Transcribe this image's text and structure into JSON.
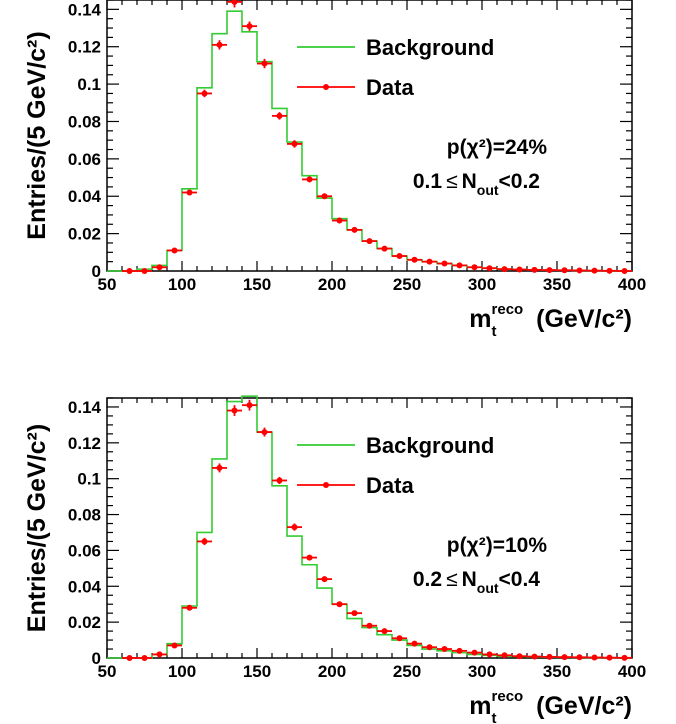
{
  "chart_data": [
    {
      "type": "histogram",
      "xlim": [
        50,
        400
      ],
      "ylim": [
        0,
        0.145
      ],
      "bin_width": 5,
      "xticks": [
        "50",
        "100",
        "150",
        "200",
        "250",
        "300",
        "350",
        "400"
      ],
      "yticks": [
        "0",
        "0.02",
        "0.04",
        "0.06",
        "0.08",
        "0.1",
        "0.12",
        "0.14"
      ],
      "ylabel": "Entries/(5 GeV/c²)",
      "xlabel": {
        "main": "m",
        "sub": "t",
        "sup": "reco",
        "unit": "(GeV/c²)"
      },
      "legend": {
        "background": "Background",
        "data": "Data",
        "position": "top-right"
      },
      "annotations": {
        "p_chi2": "p(χ²)=24%",
        "nout_low": "0.1",
        "leq": "≤",
        "nout_main": "N",
        "nout_sub": "out",
        "nout_high": "<0.2"
      },
      "colors": {
        "background": "#33cc33",
        "data": "#ff0000"
      },
      "background": {
        "bins": [
          50,
          60,
          70,
          80,
          90,
          100,
          110,
          120,
          130,
          140,
          150,
          160,
          170,
          180,
          190,
          200,
          210,
          220,
          230,
          240,
          250,
          260,
          270,
          280,
          290,
          300,
          310,
          320,
          330,
          340,
          350,
          360,
          370,
          380,
          390,
          400
        ],
        "values": [
          0,
          0,
          0.001,
          0.003,
          0.011,
          0.044,
          0.098,
          0.127,
          0.139,
          0.128,
          0.112,
          0.087,
          0.069,
          0.051,
          0.039,
          0.028,
          0.022,
          0.016,
          0.012,
          0.008,
          0.006,
          0.005,
          0.004,
          0.003,
          0.002,
          0.0015,
          0.001,
          0.0008,
          0.0006,
          0.0005,
          0.0004,
          0.0003,
          0.0002,
          0.0001,
          0.0001
        ]
      },
      "data": {
        "x": [
          65,
          75,
          85,
          95,
          105,
          115,
          125,
          135,
          145,
          155,
          165,
          175,
          185,
          195,
          205,
          215,
          225,
          235,
          245,
          255,
          265,
          275,
          285,
          295,
          305,
          315,
          325,
          335,
          345,
          355,
          365,
          375,
          385,
          395
        ],
        "y": [
          0,
          0,
          0.002,
          0.011,
          0.042,
          0.095,
          0.121,
          0.144,
          0.131,
          0.111,
          0.083,
          0.068,
          0.049,
          0.04,
          0.027,
          0.022,
          0.016,
          0.012,
          0.008,
          0.006,
          0.005,
          0.004,
          0.003,
          0.002,
          0.0015,
          0.001,
          0.0008,
          0.0006,
          0.0005,
          0.0004,
          0.0003,
          0.0002,
          0.0001,
          0
        ],
        "err": [
          0,
          0,
          0.0005,
          0.001,
          0.0015,
          0.002,
          0.0025,
          0.003,
          0.0025,
          0.0025,
          0.002,
          0.002,
          0.0015,
          0.0015,
          0.001,
          0.001,
          0.001,
          0.001,
          0.0008,
          0.0007,
          0.0006,
          0.0005,
          0.0005,
          0.0004,
          0.0004,
          0.0003,
          0.0003,
          0.0003,
          0.0002,
          0.0002,
          0.0002,
          0.0002,
          0.0001,
          0.0001
        ]
      }
    },
    {
      "type": "histogram",
      "xlim": [
        50,
        400
      ],
      "ylim": [
        0,
        0.145
      ],
      "bin_width": 5,
      "xticks": [
        "50",
        "100",
        "150",
        "200",
        "250",
        "300",
        "350",
        "400"
      ],
      "yticks": [
        "0",
        "0.02",
        "0.04",
        "0.06",
        "0.08",
        "0.1",
        "0.12",
        "0.14"
      ],
      "ylabel": "Entries/(5 GeV/c²)",
      "xlabel": {
        "main": "m",
        "sub": "t",
        "sup": "reco",
        "unit": "(GeV/c²)"
      },
      "legend": {
        "background": "Background",
        "data": "Data",
        "position": "top-right"
      },
      "annotations": {
        "p_chi2": "p(χ²)=10%",
        "nout_low": "0.2",
        "leq": "≤",
        "nout_main": "N",
        "nout_sub": "out",
        "nout_high": "<0.4"
      },
      "colors": {
        "background": "#33cc33",
        "data": "#ff0000"
      },
      "background": {
        "bins": [
          50,
          60,
          70,
          80,
          90,
          100,
          110,
          120,
          130,
          140,
          150,
          160,
          170,
          180,
          190,
          200,
          210,
          220,
          230,
          240,
          250,
          260,
          270,
          280,
          290,
          300,
          310,
          320,
          330,
          340,
          350,
          360,
          370,
          380,
          390,
          400
        ],
        "values": [
          0,
          0,
          0,
          0.002,
          0.008,
          0.029,
          0.07,
          0.111,
          0.143,
          0.146,
          0.126,
          0.096,
          0.068,
          0.052,
          0.039,
          0.03,
          0.022,
          0.017,
          0.013,
          0.01,
          0.007,
          0.005,
          0.004,
          0.003,
          0.002,
          0.0015,
          0.001,
          0.0008,
          0.0006,
          0.0005,
          0.0004,
          0.0003,
          0.0002,
          0.0001,
          0.0001
        ]
      },
      "data": {
        "x": [
          65,
          75,
          85,
          95,
          105,
          115,
          125,
          135,
          145,
          155,
          165,
          175,
          185,
          195,
          205,
          215,
          225,
          235,
          245,
          255,
          265,
          275,
          285,
          295,
          305,
          315,
          325,
          335,
          345,
          355,
          365,
          375,
          385,
          395
        ],
        "y": [
          0,
          0,
          0.002,
          0.007,
          0.028,
          0.065,
          0.106,
          0.138,
          0.141,
          0.126,
          0.099,
          0.073,
          0.056,
          0.044,
          0.03,
          0.025,
          0.018,
          0.015,
          0.011,
          0.008,
          0.006,
          0.005,
          0.004,
          0.003,
          0.002,
          0.0015,
          0.001,
          0.0008,
          0.0006,
          0.0005,
          0.0004,
          0.0003,
          0.0002,
          0.0001
        ],
        "err": [
          0,
          0,
          0.0005,
          0.001,
          0.0015,
          0.002,
          0.0025,
          0.003,
          0.003,
          0.0025,
          0.002,
          0.002,
          0.0015,
          0.0015,
          0.001,
          0.001,
          0.001,
          0.001,
          0.0008,
          0.0007,
          0.0006,
          0.0005,
          0.0005,
          0.0004,
          0.0004,
          0.0003,
          0.0003,
          0.0003,
          0.0002,
          0.0002,
          0.0002,
          0.0002,
          0.0001,
          0.0001
        ]
      }
    }
  ]
}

::::::

* Written instruction *
Output an exact copy of the material, with the pictures removed.

* Output below *
Transcribe this image's text and structure into JSON.
{
  "chart_data": [
    {
      "type": "histogram",
      "xlim": [
        50,
        400
      ],
      "ylim": [
        0,
        0.145
      ],
      "bin_width": 5,
      "xticks": [
        "50",
        "100",
        "150",
        "200",
        "250",
        "300",
        "350",
        "400"
      ],
      "yticks": [
        "0",
        "0.02",
        "0.04",
        "0.06",
        "0.08",
        "0.1",
        "0.12",
        "0.14"
      ],
      "ylabel": "Entries/(5 GeV/c²)",
      "xlabel": {
        "main": "m",
        "sub": "t",
        "sup": "reco",
        "unit": "(GeV/c²)"
      },
      "legend": {
        "background": "Background",
        "data": "Data",
        "position": "top-right"
      },
      "annotations": {
        "p_chi2": "p(χ²)=24%",
        "nout_low": "0.1",
        "leq": "≤",
        "nout_main": "N",
        "nout_sub": "out",
        "nout_high": "<0.2"
      },
      "colors": {
        "background": "#33cc33",
        "data": "#ff0000"
      },
      "background": {
        "bins": [
          50,
          60,
          70,
          80,
          90,
          100,
          110,
          120,
          130,
          140,
          150,
          160,
          170,
          180,
          190,
          200,
          210,
          220,
          230,
          240,
          250,
          260,
          270,
          280,
          290,
          300,
          310,
          320,
          330,
          340,
          350,
          360,
          370,
          380,
          390,
          400
        ],
        "values": [
          0,
          0,
          0.001,
          0.003,
          0.011,
          0.044,
          0.098,
          0.127,
          0.139,
          0.128,
          0.112,
          0.087,
          0.069,
          0.051,
          0.039,
          0.028,
          0.022,
          0.016,
          0.012,
          0.008,
          0.006,
          0.005,
          0.004,
          0.003,
          0.002,
          0.0015,
          0.001,
          0.0008,
          0.0006,
          0.0005,
          0.0004,
          0.0003,
          0.0002,
          0.0001,
          0.0001
        ]
      },
      "data": {
        "x": [
          65,
          75,
          85,
          95,
          105,
          115,
          125,
          135,
          145,
          155,
          165,
          175,
          185,
          195,
          205,
          215,
          225,
          235,
          245,
          255,
          265,
          275,
          285,
          295,
          305,
          315,
          325,
          335,
          345,
          355,
          365,
          375,
          385,
          395
        ],
        "y": [
          0,
          0,
          0.002,
          0.011,
          0.042,
          0.095,
          0.121,
          0.144,
          0.131,
          0.111,
          0.083,
          0.068,
          0.049,
          0.04,
          0.027,
          0.022,
          0.016,
          0.012,
          0.008,
          0.006,
          0.005,
          0.004,
          0.003,
          0.002,
          0.0015,
          0.001,
          0.0008,
          0.0006,
          0.0005,
          0.0004,
          0.0003,
          0.0002,
          0.0001,
          0
        ],
        "err": [
          0,
          0,
          0.0005,
          0.001,
          0.0015,
          0.002,
          0.0025,
          0.003,
          0.0025,
          0.0025,
          0.002,
          0.002,
          0.0015,
          0.0015,
          0.001,
          0.001,
          0.001,
          0.001,
          0.0008,
          0.0007,
          0.0006,
          0.0005,
          0.0005,
          0.0004,
          0.0004,
          0.0003,
          0.0003,
          0.0003,
          0.0002,
          0.0002,
          0.0002,
          0.0002,
          0.0001,
          0.0001
        ]
      }
    },
    {
      "type": "histogram",
      "xlim": [
        50,
        400
      ],
      "ylim": [
        0,
        0.145
      ],
      "bin_width": 5,
      "xticks": [
        "50",
        "100",
        "150",
        "200",
        "250",
        "300",
        "350",
        "400"
      ],
      "yticks": [
        "0",
        "0.02",
        "0.04",
        "0.06",
        "0.08",
        "0.1",
        "0.12",
        "0.14"
      ],
      "ylabel": "Entries/(5 GeV/c²)",
      "xlabel": {
        "main": "m",
        "sub": "t",
        "sup": "reco",
        "unit": "(GeV/c²)"
      },
      "legend": {
        "background": "Background",
        "data": "Data",
        "position": "top-right"
      },
      "annotations": {
        "p_chi2": "p(χ²)=10%",
        "nout_low": "0.2",
        "leq": "≤",
        "nout_main": "N",
        "nout_sub": "out",
        "nout_high": "<0.4"
      },
      "colors": {
        "background": "#33cc33",
        "data": "#ff0000"
      },
      "background": {
        "bins": [
          50,
          60,
          70,
          80,
          90,
          100,
          110,
          120,
          130,
          140,
          150,
          160,
          170,
          180,
          190,
          200,
          210,
          220,
          230,
          240,
          250,
          260,
          270,
          280,
          290,
          300,
          310,
          320,
          330,
          340,
          350,
          360,
          370,
          380,
          390,
          400
        ],
        "values": [
          0,
          0,
          0,
          0.002,
          0.008,
          0.029,
          0.07,
          0.111,
          0.143,
          0.146,
          0.126,
          0.096,
          0.068,
          0.052,
          0.039,
          0.03,
          0.022,
          0.017,
          0.013,
          0.01,
          0.007,
          0.005,
          0.004,
          0.003,
          0.002,
          0.0015,
          0.001,
          0.0008,
          0.0006,
          0.0005,
          0.0004,
          0.0003,
          0.0002,
          0.0001,
          0.0001
        ]
      },
      "data": {
        "x": [
          65,
          75,
          85,
          95,
          105,
          115,
          125,
          135,
          145,
          155,
          165,
          175,
          185,
          195,
          205,
          215,
          225,
          235,
          245,
          255,
          265,
          275,
          285,
          295,
          305,
          315,
          325,
          335,
          345,
          355,
          365,
          375,
          385,
          395
        ],
        "y": [
          0,
          0,
          0.002,
          0.007,
          0.028,
          0.065,
          0.106,
          0.138,
          0.141,
          0.126,
          0.099,
          0.073,
          0.056,
          0.044,
          0.03,
          0.025,
          0.018,
          0.015,
          0.011,
          0.008,
          0.006,
          0.005,
          0.004,
          0.003,
          0.002,
          0.0015,
          0.001,
          0.0008,
          0.0006,
          0.0005,
          0.0004,
          0.0003,
          0.0002,
          0.0001
        ],
        "err": [
          0,
          0,
          0.0005,
          0.001,
          0.0015,
          0.002,
          0.0025,
          0.003,
          0.003,
          0.0025,
          0.002,
          0.002,
          0.0015,
          0.0015,
          0.001,
          0.001,
          0.001,
          0.001,
          0.0008,
          0.0007,
          0.0006,
          0.0005,
          0.0005,
          0.0004,
          0.0004,
          0.0003,
          0.0003,
          0.0003,
          0.0002,
          0.0002,
          0.0002,
          0.0002,
          0.0001,
          0.0001
        ]
      }
    }
  ]
}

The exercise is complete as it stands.